Problem to work on
Copy out the records precisely, omitting pictures.

___ Raw records

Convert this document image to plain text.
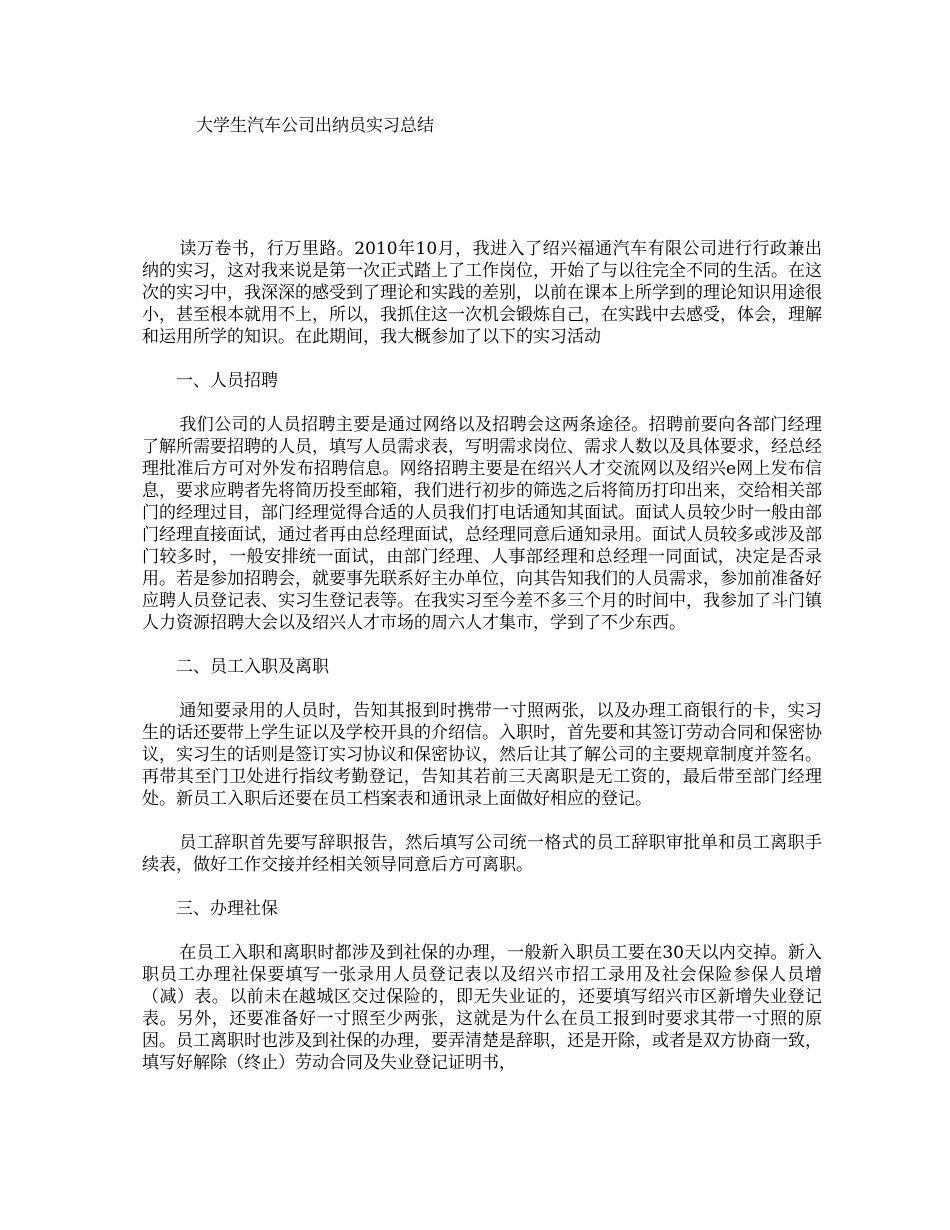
大学生汽车公司出纳员实习总结

读万卷书，行万里路。2010年10月，我进入了绍兴福通汽车有限公司进行行政兼出纳的实习，这对我来说是第一次正式踏上了工作岗位，开始了与以往完全不同的生活。在这次的实习中，我深深的感受到了理论和实践的差别，以前在课本上所学到的理论知识用途很小，甚至根本就用不上，所以，我抓住这一次机会锻炼自己，在实践中去感受，体会，理解和运用所学的知识。在此期间，我大概参加了以下的实习活动

一、人员招聘

我们公司的人员招聘主要是通过网络以及招聘会这两条途径。招聘前要向各部门经理了解所需要招聘的人员，填写人员需求表，写明需求岗位、需求人数以及具体要求，经总经理批准后方可对外发布招聘信息。网络招聘主要是在绍兴人才交流网以及绍兴e网上发布信息，要求应聘者先将简历投至邮箱，我们进行初步的筛选之后将简历打印出来，交给相关部门的经理过目，部门经理觉得合适的人员我们打电话通知其面试。面试人员较少时一般由部门经理直接面试，通过者再由总经理面试，总经理同意后通知录用。面试人员较多或涉及部门较多时，一般安排统一面试，由部门经理、人事部经理和总经理一同面试，决定是否录用。若是参加招聘会，就要事先联系好主办单位，向其告知我们的人员需求，参加前准备好应聘人员登记表、实习生登记表等。在我实习至今差不多三个月的时间中，我参加了斗门镇人力资源招聘大会以及绍兴人才市场的周六人才集市，学到了不少东西。

二、员工入职及离职

通知要录用的人员时，告知其报到时携带一寸照两张，以及办理工商银行的卡，实习生的话还要带上学生证以及学校开具的介绍信。入职时，首先要和其签订劳动合同和保密协议，实习生的话则是签订实习协议和保密协议，然后让其了解公司的主要规章制度并签名。再带其至门卫处进行指纹考勤登记，告知其若前三天离职是无工资的，最后带至部门经理处。新员工入职后还要在员工档案表和通讯录上面做好相应的登记。

员工辞职首先要写辞职报告，然后填写公司统一格式的员工辞职审批单和员工离职手续表，做好工作交接并经相关领导同意后方可离职。

三、办理社保

在员工入职和离职时都涉及到社保的办理，一般新入职员工要在30天以内交掉。新入职员工办理社保要填写一张录用人员登记表以及绍兴市招工录用及社会保险参保人员增（减）表。以前未在越城区交过保险的，即无失业证的，还要填写绍兴市区新增失业登记表。另外，还要准备好一寸照至少两张，这就是为什么在员工报到时要求其带一寸照的原因。员工离职时也涉及到社保的办理，要弄清楚是辞职，还是开除，或者是双方协商一致，填写好解除（终止）劳动合同及失业登记证明书，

______

Response to the exercise
Convert this document image to plain text.
大学生汽车公司出纳员实习总结

读万卷书，行万里路。2010年10月，我进入了绍兴福通汽车有限公司进行行政兼出纳的实习，这对我来说是第一次正式踏上了工作岗位，开始了与以往完全不同的生活。在这次的实习中，我深深的感受到了理论和实践的差别，以前在课本上所学到的理论知识用途很小，甚至根本就用不上，所以，我抓住这一次机会锻炼自己，在实践中去感受，体会，理解和运用所学的知识。在此期间，我大概参加了以下的实习活动

一、人员招聘

我们公司的人员招聘主要是通过网络以及招聘会这两条途径。招聘前要向各部门经理了解所需要招聘的人员，填写人员需求表，写明需求岗位、需求人数以及具体要求，经总经理批准后方可对外发布招聘信息。网络招聘主要是在绍兴人才交流网以及绍兴e网上发布信息，要求应聘者先将简历投至邮箱，我们进行初步的筛选之后将简历打印出来，交给相关部门的经理过目，部门经理觉得合适的人员我们打电话通知其面试。面试人员较少时一般由部门经理直接面试，通过者再由总经理面试，总经理同意后通知录用。面试人员较多或涉及部门较多时，一般安排统一面试，由部门经理、人事部经理和总经理一同面试，决定是否录用。若是参加招聘会，就要事先联系好主办单位，向其告知我们的人员需求，参加前准备好应聘人员登记表、实习生登记表等。在我实习至今差不多三个月的时间中，我参加了斗门镇人力资源招聘大会以及绍兴人才市场的周六人才集市，学到了不少东西。

二、员工入职及离职

通知要录用的人员时，告知其报到时携带一寸照两张，以及办理工商银行的卡，实习生的话还要带上学生证以及学校开具的介绍信。入职时，首先要和其签订劳动合同和保密协议，实习生的话则是签订实习协议和保密协议，然后让其了解公司的主要规章制度并签名。再带其至门卫处进行指纹考勤登记，告知其若前三天离职是无工资的，最后带至部门经理处。新员工入职后还要在员工档案表和通讯录上面做好相应的登记。

员工辞职首先要写辞职报告，然后填写公司统一格式的员工辞职审批单和员工离职手续表，做好工作交接并经相关领导同意后方可离职。

三、办理社保

在员工入职和离职时都涉及到社保的办理，一般新入职员工要在30天以内交掉。新入职员工办理社保要填写一张录用人员登记表以及绍兴市招工录用及社会保险参保人员增（减）表。以前未在越城区交过保险的，即无失业证的，还要填写绍兴市区新增失业登记表。另外，还要准备好一寸照至少两张，这就是为什么在员工报到时要求其带一寸照的原因。员工离职时也涉及到社保的办理，要弄清楚是辞职，还是开除，或者是双方协商一致，填写好解除（终止）劳动合同及失业登记证明书，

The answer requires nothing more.